Aim of the exercise:
Retype every line from the one containing "OCR this image." through the last line of the records below, both included; leave out the pictures.

------------------------------------------------------------------------

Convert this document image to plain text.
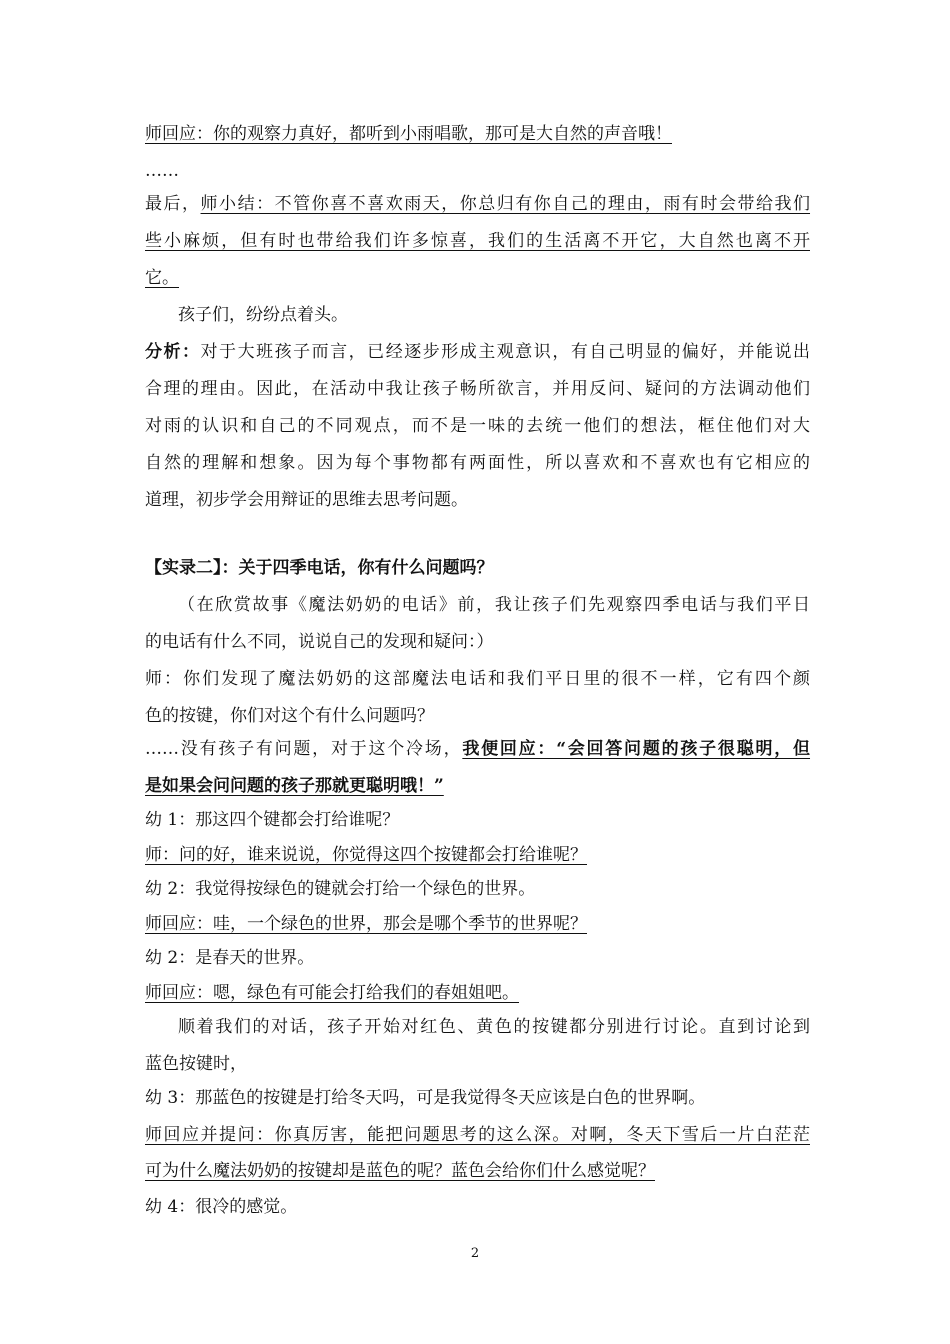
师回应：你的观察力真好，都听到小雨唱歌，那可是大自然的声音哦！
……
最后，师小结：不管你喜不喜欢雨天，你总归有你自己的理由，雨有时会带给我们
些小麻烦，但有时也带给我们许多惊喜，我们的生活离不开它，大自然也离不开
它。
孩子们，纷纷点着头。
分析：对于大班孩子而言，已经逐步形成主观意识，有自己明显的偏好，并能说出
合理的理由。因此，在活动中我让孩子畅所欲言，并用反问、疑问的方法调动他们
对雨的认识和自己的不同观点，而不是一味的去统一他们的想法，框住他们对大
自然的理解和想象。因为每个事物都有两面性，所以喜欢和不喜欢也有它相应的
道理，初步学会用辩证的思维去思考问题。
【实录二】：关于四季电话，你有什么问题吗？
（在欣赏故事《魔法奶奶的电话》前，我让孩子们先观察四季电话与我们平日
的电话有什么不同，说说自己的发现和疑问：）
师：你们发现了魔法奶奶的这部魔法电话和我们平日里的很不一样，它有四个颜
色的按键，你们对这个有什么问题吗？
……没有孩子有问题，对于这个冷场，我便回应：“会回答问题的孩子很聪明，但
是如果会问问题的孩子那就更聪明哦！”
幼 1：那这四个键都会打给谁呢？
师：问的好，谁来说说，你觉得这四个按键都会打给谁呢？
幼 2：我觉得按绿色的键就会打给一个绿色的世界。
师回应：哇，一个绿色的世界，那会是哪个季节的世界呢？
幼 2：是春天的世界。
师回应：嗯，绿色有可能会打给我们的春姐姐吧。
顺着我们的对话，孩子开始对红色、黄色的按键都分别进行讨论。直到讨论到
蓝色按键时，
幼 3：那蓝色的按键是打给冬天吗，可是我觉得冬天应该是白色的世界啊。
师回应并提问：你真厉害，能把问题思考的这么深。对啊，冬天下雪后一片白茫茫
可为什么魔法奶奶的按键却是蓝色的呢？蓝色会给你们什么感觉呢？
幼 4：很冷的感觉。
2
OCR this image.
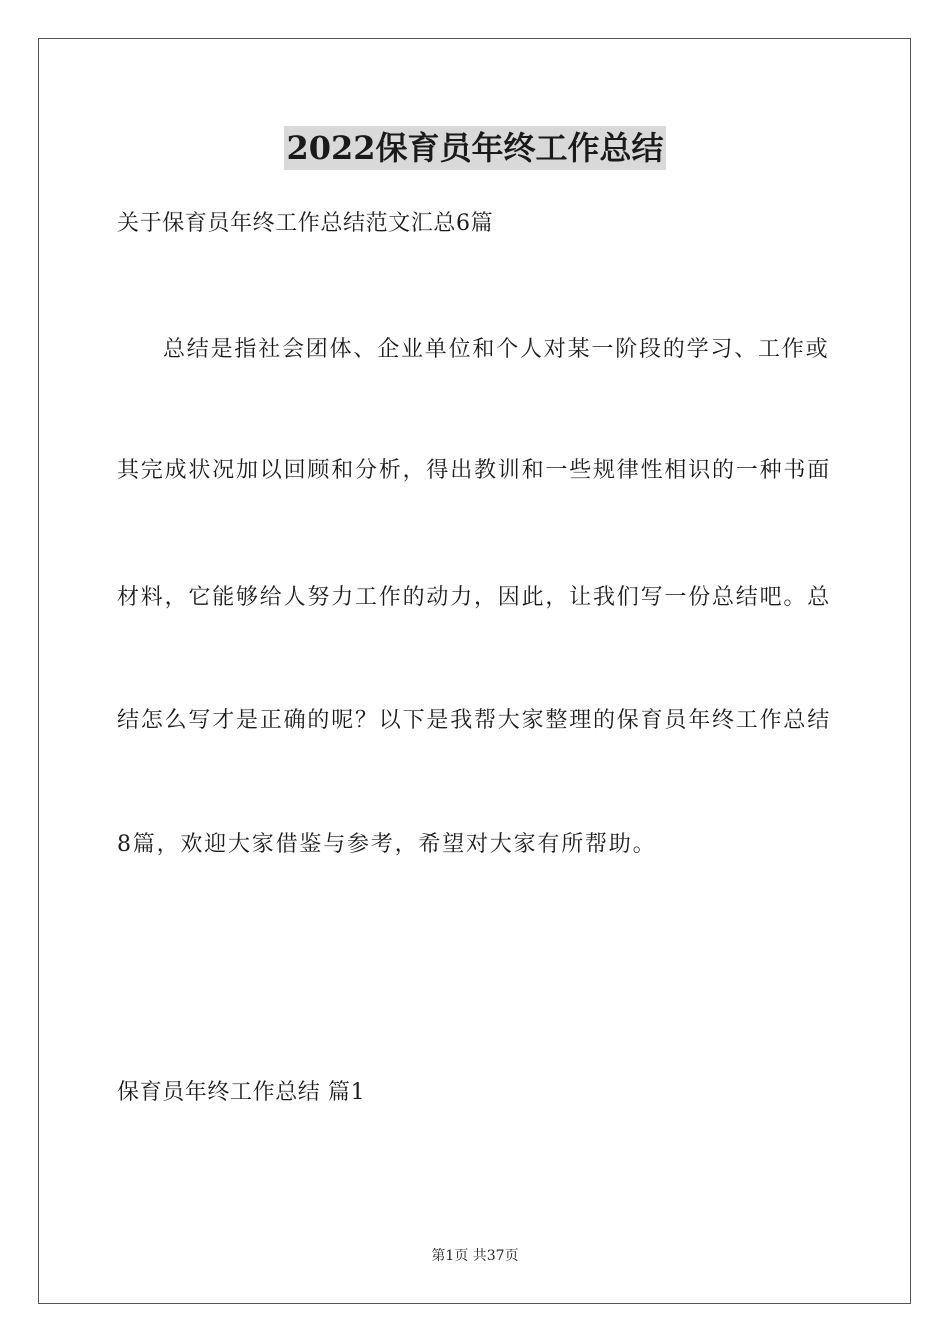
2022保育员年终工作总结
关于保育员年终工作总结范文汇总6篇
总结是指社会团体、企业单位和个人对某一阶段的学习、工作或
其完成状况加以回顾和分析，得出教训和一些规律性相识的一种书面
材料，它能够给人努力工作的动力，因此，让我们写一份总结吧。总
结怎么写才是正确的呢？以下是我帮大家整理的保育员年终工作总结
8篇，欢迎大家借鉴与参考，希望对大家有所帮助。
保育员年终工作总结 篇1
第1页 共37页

------------------------------------------------------------------------

Final result:
OCR this image.
2022保育员年终工作总结
关于保育员年终工作总结范文汇总6篇
总结是指社会团体、企业单位和个人对某一阶段的学习、工作或
其完成状况加以回顾和分析，得出教训和一些规律性相识的一种书面
材料，它能够给人努力工作的动力，因此，让我们写一份总结吧。总
结怎么写才是正确的呢？以下是我帮大家整理的保育员年终工作总结
8篇，欢迎大家借鉴与参考，希望对大家有所帮助。
保育员年终工作总结 篇1
第1页 共37页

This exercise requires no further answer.